Exercise description: Collect from the data below each line with "grid".

begin Data provided

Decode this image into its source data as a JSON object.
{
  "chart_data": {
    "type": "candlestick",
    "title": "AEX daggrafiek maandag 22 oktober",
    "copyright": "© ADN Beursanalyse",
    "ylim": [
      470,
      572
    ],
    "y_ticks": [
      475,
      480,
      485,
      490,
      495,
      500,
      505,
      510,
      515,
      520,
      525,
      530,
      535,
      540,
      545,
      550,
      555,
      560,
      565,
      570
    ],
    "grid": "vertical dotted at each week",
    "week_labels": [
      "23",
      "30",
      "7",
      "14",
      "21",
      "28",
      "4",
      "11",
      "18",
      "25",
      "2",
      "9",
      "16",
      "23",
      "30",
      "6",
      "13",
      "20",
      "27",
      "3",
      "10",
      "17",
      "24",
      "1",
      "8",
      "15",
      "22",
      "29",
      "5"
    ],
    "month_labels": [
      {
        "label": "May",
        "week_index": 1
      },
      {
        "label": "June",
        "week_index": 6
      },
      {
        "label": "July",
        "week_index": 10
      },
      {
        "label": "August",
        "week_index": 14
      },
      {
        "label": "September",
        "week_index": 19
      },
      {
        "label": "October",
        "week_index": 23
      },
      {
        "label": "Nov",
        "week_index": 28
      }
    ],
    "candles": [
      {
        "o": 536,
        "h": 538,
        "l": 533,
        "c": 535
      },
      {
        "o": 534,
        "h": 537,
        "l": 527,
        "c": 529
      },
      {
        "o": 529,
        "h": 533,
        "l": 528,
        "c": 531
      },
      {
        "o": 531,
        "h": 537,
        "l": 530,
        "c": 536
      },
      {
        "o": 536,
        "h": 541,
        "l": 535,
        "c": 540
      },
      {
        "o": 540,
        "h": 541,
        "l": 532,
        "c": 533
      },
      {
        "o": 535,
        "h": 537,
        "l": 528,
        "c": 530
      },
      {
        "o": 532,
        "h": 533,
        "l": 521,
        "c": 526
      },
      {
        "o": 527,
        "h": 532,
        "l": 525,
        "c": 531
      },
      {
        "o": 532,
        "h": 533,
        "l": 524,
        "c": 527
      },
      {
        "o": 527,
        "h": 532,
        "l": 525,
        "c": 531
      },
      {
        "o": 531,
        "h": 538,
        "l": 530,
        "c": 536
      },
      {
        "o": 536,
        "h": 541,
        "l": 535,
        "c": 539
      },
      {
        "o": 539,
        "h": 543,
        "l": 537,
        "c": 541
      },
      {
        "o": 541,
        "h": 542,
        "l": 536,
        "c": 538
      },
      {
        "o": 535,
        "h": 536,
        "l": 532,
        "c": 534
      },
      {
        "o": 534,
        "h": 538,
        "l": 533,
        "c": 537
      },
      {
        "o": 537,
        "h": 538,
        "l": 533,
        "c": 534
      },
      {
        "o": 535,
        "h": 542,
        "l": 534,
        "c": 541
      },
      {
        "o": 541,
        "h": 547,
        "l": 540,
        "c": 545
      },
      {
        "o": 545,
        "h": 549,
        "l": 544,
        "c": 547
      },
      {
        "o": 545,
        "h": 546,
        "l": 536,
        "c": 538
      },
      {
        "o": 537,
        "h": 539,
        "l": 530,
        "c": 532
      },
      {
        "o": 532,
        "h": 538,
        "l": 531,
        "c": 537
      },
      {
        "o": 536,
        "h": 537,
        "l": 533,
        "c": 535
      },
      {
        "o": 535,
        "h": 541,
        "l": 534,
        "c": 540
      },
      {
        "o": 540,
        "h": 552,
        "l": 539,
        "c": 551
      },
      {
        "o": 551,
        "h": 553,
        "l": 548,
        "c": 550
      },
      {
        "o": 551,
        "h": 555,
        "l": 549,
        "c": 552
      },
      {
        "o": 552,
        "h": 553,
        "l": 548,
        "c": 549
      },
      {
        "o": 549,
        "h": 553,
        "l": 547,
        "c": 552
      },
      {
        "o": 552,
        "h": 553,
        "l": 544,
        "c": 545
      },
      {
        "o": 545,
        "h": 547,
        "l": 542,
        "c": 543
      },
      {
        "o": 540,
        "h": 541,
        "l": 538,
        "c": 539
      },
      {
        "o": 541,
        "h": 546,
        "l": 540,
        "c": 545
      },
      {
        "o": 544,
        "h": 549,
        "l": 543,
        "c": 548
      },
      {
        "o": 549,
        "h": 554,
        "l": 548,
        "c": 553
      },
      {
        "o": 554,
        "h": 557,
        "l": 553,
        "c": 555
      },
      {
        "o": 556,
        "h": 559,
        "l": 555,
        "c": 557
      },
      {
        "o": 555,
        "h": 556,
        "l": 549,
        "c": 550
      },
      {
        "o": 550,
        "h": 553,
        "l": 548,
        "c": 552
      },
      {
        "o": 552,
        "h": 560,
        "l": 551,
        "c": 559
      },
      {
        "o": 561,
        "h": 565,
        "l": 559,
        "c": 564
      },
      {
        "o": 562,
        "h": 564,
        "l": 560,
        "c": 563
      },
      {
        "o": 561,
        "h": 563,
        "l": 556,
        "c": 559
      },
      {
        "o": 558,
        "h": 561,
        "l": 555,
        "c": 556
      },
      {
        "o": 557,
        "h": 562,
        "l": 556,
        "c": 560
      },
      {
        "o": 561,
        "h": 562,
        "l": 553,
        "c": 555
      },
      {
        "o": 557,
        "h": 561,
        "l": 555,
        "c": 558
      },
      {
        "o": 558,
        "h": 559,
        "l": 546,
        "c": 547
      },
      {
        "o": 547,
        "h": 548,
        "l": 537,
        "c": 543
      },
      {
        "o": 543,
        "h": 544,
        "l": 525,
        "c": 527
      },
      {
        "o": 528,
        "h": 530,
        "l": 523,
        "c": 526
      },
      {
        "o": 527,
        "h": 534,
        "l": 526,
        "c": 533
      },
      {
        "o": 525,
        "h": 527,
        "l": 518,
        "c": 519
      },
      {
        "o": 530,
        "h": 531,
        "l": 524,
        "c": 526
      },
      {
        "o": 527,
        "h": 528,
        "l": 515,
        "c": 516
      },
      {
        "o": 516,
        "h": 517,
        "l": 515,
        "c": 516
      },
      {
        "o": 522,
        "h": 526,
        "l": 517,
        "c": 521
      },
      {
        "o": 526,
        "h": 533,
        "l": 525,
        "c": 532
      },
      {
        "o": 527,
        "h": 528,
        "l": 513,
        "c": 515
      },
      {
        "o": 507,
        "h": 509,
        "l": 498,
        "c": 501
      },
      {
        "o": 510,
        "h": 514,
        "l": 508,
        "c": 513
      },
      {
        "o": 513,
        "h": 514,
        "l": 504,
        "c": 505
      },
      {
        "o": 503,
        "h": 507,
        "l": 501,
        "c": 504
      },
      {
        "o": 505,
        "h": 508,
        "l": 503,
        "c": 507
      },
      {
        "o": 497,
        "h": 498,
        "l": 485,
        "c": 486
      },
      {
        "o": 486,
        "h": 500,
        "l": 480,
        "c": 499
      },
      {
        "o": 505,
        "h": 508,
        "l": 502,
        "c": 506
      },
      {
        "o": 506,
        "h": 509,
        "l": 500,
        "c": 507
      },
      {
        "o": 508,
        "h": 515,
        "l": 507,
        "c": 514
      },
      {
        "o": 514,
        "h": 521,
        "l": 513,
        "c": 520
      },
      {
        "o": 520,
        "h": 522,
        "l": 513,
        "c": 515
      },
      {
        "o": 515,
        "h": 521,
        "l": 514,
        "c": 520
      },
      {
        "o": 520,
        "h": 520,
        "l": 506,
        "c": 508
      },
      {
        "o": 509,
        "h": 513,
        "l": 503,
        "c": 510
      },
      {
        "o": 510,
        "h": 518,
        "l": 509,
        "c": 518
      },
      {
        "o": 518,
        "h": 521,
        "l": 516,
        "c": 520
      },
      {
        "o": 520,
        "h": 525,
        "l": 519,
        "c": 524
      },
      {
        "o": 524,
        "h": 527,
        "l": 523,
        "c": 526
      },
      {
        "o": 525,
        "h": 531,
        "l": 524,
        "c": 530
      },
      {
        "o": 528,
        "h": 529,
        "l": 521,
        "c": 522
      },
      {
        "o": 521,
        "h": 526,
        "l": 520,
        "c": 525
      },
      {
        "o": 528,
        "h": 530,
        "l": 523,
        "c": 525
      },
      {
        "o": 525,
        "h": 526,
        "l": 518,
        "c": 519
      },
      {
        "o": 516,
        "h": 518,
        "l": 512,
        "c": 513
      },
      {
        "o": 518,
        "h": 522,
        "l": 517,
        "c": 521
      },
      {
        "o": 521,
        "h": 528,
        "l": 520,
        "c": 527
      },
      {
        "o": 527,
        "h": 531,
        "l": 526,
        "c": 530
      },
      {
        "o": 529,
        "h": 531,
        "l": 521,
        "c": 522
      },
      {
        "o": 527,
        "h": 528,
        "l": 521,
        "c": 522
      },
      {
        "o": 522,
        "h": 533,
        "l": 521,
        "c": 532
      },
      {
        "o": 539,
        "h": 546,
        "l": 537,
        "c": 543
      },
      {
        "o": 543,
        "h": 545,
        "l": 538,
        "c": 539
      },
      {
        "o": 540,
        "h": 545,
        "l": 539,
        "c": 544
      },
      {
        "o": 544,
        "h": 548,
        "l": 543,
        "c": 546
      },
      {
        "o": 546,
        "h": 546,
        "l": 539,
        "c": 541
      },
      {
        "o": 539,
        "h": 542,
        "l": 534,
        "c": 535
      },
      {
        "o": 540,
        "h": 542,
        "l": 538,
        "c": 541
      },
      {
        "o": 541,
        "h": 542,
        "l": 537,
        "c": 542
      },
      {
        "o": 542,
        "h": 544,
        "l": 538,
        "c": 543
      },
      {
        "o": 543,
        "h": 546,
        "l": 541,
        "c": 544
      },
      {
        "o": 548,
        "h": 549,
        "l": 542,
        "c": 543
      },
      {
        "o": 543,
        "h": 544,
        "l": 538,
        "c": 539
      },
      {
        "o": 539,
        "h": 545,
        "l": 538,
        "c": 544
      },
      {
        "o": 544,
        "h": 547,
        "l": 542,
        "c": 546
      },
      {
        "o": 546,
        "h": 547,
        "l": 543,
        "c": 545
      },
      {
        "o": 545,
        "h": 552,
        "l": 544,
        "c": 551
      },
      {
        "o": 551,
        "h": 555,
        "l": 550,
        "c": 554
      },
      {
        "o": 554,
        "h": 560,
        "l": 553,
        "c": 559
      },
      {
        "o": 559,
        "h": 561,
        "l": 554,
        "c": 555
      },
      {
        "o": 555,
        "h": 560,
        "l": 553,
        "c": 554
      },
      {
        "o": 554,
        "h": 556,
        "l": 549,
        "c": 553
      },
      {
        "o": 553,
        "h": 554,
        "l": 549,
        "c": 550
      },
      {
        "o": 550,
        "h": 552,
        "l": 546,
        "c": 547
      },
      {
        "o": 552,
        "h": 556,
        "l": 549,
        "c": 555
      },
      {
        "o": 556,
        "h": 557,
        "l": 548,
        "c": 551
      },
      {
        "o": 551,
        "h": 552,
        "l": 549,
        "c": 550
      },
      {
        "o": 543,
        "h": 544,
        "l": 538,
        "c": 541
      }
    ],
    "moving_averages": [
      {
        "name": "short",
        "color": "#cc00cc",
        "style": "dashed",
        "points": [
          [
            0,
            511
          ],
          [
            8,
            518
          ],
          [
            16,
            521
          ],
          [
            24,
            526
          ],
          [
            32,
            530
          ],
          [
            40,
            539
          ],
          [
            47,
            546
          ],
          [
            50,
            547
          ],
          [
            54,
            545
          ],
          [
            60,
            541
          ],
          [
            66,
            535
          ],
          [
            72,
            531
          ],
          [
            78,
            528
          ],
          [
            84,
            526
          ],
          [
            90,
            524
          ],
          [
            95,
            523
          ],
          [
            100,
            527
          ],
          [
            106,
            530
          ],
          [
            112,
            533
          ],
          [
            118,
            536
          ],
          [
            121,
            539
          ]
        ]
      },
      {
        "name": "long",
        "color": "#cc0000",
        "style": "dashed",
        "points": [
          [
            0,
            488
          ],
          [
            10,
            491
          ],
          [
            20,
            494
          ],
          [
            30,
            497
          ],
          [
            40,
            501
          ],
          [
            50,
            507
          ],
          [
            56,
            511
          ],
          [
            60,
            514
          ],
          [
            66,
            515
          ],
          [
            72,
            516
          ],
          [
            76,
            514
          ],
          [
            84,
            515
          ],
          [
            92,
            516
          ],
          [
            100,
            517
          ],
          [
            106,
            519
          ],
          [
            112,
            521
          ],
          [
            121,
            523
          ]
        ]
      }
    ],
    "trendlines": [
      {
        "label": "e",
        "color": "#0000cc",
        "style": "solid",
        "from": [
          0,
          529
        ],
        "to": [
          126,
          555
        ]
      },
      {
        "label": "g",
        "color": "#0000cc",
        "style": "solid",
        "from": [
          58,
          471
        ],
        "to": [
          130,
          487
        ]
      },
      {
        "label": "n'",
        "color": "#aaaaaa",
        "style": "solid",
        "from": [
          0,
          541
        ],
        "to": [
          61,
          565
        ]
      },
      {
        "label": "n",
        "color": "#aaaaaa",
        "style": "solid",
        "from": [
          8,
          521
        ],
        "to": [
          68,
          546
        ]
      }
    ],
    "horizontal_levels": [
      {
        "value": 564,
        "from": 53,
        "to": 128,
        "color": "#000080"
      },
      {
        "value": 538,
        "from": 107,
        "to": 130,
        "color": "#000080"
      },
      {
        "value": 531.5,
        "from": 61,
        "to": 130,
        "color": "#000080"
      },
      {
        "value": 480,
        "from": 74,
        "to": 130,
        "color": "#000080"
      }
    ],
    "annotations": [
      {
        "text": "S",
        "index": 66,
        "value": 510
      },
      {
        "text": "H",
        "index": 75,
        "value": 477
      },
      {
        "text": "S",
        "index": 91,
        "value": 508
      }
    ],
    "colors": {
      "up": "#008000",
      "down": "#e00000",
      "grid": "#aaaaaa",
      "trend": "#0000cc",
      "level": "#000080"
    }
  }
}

end Data provided

Reply to the exercise:
    "grid": "vertical dotted at each week",
      "grid": "#aaaaaa",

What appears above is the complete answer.